Material shown:
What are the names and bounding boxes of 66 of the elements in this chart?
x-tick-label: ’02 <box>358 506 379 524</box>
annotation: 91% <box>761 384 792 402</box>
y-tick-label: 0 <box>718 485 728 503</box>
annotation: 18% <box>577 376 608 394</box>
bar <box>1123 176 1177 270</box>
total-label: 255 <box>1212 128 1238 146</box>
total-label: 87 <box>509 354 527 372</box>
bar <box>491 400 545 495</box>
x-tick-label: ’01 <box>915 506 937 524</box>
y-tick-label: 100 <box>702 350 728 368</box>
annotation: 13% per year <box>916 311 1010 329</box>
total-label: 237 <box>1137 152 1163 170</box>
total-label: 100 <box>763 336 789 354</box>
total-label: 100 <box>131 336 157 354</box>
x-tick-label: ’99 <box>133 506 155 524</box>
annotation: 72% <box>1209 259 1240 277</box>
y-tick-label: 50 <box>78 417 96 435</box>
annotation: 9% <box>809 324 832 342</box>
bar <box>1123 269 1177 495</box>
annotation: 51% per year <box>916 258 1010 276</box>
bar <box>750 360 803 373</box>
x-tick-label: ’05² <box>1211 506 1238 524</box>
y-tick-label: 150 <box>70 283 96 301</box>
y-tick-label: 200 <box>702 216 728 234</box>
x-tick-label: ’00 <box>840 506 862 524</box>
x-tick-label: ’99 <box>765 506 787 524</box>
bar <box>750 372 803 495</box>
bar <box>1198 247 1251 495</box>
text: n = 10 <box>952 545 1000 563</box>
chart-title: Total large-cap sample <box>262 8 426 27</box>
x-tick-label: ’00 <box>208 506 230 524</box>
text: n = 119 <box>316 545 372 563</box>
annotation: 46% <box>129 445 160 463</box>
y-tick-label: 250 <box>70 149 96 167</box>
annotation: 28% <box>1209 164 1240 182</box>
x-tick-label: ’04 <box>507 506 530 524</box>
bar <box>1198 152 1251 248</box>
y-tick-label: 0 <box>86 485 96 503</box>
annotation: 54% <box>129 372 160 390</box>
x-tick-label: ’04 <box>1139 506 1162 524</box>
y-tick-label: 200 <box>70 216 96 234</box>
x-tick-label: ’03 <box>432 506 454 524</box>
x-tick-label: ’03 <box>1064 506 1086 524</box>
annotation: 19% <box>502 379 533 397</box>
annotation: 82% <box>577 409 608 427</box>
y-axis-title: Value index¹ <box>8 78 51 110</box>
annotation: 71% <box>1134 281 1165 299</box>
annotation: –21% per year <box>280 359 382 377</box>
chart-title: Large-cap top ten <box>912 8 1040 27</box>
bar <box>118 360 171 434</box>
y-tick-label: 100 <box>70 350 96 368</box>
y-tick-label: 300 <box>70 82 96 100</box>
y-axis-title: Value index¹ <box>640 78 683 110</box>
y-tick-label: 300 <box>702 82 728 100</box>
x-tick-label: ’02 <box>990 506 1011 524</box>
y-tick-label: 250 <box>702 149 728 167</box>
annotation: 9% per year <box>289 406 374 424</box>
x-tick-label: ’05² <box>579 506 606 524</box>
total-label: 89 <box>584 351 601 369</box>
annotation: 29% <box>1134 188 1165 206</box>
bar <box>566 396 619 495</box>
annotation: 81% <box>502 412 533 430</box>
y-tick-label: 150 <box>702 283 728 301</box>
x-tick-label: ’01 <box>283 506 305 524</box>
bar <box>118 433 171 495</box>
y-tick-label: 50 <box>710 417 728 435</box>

Set task: Copy out, word for word, the stretch of the listing from its very start through the line that contains "bar <box>491 400 545 495</box>".

Final result:
What are the names and bounding boxes of 66 of the elements in this chart?
x-tick-label: ’02 <box>358 506 379 524</box>
annotation: 91% <box>761 384 792 402</box>
y-tick-label: 0 <box>718 485 728 503</box>
annotation: 18% <box>577 376 608 394</box>
bar <box>1123 176 1177 270</box>
total-label: 255 <box>1212 128 1238 146</box>
total-label: 87 <box>509 354 527 372</box>
bar <box>491 400 545 495</box>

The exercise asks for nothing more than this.